PROBLEM REQUIREMENTS:
Repeat exactly the lines from the line containing "Convert this chart" through the last line of the records below, inclusive, and nothing else.

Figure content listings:
-----
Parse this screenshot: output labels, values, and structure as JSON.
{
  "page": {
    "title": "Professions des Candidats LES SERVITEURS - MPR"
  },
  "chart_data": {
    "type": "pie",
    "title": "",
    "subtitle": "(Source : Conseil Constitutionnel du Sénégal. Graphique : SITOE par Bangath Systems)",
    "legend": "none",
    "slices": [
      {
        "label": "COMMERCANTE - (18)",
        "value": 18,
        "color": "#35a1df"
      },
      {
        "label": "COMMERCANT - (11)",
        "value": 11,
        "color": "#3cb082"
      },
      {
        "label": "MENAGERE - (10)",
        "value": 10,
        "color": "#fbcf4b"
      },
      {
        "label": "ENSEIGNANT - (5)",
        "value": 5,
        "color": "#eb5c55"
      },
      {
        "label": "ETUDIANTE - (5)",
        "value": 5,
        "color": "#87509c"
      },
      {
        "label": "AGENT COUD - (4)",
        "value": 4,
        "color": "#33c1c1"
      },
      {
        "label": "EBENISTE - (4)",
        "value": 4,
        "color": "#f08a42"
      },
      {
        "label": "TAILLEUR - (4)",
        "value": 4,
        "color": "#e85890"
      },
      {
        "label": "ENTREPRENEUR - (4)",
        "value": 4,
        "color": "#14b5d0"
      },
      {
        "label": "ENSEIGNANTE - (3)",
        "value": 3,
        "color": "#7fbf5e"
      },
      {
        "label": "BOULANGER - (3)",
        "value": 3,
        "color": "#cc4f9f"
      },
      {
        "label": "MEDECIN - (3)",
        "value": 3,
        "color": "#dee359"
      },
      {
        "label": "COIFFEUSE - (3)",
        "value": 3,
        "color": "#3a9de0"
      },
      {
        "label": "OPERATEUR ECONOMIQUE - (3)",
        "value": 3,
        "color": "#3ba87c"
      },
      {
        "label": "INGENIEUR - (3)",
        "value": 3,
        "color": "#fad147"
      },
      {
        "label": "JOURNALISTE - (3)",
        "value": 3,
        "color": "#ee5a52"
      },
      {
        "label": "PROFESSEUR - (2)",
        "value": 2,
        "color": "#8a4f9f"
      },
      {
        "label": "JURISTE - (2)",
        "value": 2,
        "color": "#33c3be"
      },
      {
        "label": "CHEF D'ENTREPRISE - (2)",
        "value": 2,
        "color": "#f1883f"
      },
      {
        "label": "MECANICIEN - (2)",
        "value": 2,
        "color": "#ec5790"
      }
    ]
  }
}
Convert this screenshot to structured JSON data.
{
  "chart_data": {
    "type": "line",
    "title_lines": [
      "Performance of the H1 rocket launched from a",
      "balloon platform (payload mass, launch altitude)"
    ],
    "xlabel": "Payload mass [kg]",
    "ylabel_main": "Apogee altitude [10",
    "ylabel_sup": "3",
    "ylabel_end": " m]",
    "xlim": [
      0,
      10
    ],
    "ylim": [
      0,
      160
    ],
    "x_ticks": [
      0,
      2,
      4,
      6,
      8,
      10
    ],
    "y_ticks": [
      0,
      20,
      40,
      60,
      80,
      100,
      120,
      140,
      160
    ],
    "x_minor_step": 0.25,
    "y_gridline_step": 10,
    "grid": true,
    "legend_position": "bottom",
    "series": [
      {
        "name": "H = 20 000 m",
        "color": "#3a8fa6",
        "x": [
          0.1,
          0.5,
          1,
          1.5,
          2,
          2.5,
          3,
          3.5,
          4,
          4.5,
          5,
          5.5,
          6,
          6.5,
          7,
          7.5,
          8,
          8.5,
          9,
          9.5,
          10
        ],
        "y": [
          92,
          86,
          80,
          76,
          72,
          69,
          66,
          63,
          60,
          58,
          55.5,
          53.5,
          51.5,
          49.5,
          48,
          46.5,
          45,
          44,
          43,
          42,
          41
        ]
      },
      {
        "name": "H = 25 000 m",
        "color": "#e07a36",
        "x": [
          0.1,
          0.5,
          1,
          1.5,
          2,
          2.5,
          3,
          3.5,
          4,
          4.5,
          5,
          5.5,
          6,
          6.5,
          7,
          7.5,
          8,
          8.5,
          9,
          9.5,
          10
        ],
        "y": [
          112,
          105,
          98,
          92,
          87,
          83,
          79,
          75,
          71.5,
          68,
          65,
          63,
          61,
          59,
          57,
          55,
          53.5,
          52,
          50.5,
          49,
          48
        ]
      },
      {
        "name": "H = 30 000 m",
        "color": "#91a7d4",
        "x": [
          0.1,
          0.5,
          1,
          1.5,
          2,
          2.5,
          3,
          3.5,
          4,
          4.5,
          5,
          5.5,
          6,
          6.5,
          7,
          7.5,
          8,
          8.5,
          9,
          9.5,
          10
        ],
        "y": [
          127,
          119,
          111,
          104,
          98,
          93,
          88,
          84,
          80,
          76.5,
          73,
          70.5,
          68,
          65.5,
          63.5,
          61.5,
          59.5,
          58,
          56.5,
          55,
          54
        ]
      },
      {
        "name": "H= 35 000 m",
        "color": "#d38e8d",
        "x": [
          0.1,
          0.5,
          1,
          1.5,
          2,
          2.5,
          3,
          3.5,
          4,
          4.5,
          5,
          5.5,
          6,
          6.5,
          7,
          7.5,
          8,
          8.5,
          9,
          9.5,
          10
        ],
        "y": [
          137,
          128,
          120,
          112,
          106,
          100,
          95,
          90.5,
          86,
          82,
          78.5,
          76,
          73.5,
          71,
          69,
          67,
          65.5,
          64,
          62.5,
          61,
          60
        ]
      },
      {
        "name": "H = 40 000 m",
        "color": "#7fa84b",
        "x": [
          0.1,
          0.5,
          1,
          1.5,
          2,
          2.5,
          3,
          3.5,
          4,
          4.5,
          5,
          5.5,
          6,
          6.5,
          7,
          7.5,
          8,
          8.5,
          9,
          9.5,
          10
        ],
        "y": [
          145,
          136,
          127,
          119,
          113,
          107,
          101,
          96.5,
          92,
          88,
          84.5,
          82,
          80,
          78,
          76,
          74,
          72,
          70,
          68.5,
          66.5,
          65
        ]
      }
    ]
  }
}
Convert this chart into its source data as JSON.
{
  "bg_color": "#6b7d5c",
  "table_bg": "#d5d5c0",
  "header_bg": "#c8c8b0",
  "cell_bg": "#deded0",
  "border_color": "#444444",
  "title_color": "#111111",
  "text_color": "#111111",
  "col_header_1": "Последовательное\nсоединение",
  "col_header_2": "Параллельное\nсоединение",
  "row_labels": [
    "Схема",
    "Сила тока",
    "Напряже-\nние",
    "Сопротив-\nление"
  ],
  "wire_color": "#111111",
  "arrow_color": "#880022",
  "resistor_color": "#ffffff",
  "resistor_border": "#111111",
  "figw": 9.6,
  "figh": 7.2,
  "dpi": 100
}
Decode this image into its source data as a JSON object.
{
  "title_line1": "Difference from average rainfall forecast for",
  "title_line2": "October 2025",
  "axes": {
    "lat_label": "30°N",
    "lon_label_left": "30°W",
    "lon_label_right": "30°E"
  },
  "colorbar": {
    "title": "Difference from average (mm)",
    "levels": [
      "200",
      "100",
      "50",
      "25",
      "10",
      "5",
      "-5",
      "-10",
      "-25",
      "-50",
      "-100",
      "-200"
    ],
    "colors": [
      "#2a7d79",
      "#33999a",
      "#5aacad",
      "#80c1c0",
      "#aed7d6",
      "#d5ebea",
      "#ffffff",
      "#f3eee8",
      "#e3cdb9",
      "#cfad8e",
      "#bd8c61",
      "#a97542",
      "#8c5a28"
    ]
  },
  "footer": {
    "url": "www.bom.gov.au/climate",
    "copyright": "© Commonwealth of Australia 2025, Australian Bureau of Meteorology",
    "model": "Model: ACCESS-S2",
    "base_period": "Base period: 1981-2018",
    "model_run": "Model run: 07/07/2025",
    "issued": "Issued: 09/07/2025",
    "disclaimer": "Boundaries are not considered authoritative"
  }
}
-----
SOLUTION:
Convert this chart into its source data as JSON.
{
  "bg_color": "#6b7d5c",
  "table_bg": "#d5d5c0",
  "header_bg": "#c8c8b0",
  "cell_bg": "#deded0",
  "border_color": "#444444",
  "title_color": "#111111",
  "text_color": "#111111",
  "col_header_1": "Последовательное\nсоединение",
  "col_header_2": "Параллельное\nсоединение",
  "row_labels": [
    "Схема",
    "Сила тока",
    "Напряже-\nние",
    "Сопротив-\nление"
  ],
  "wire_color": "#111111",
  "arrow_color": "#880022",
  "resistor_color": "#ffffff",
  "resistor_border": "#111111",
  "figw": 9.6,
  "figh": 7.2,
  "dpi": 100
}
Decode this image into its source data as a JSON object.
{
  "title_line1": "Difference from average rainfall forecast for",
  "title_line2": "October 2025",
  "axes": {
    "lat_label": "30°N",
    "lon_label_left": "30°W",
    "lon_label_right": "30°E"
  },
  "colorbar": {
    "title": "Difference from average (mm)",
    "levels": [
      "200",
      "100",
      "50",
      "25",
      "10",
      "5",
      "-5",
      "-10",
      "-25",
      "-50",
      "-100",
      "-200"
    ],
    "colors": [
      "#2a7d79",
      "#33999a",
      "#5aacad",
      "#80c1c0",
      "#aed7d6",
      "#d5ebea",
      "#ffffff",
      "#f3eee8",
      "#e3cdb9",
      "#cfad8e",
      "#bd8c61",
      "#a97542",
      "#8c5a28"
    ]
  },
  "footer": {
    "url": "www.bom.gov.au/climate",
    "copyright": "© Commonwealth of Australia 2025, Australian Bureau of Meteorology",
    "model": "Model: ACCESS-S2",
    "base_period": "Base period: 1981-2018",
    "model_run": "Model run: 07/07/2025",
    "issued": "Issued: 09/07/2025",
    "disclaimer": "Boundaries are not considered authoritative"
  }
}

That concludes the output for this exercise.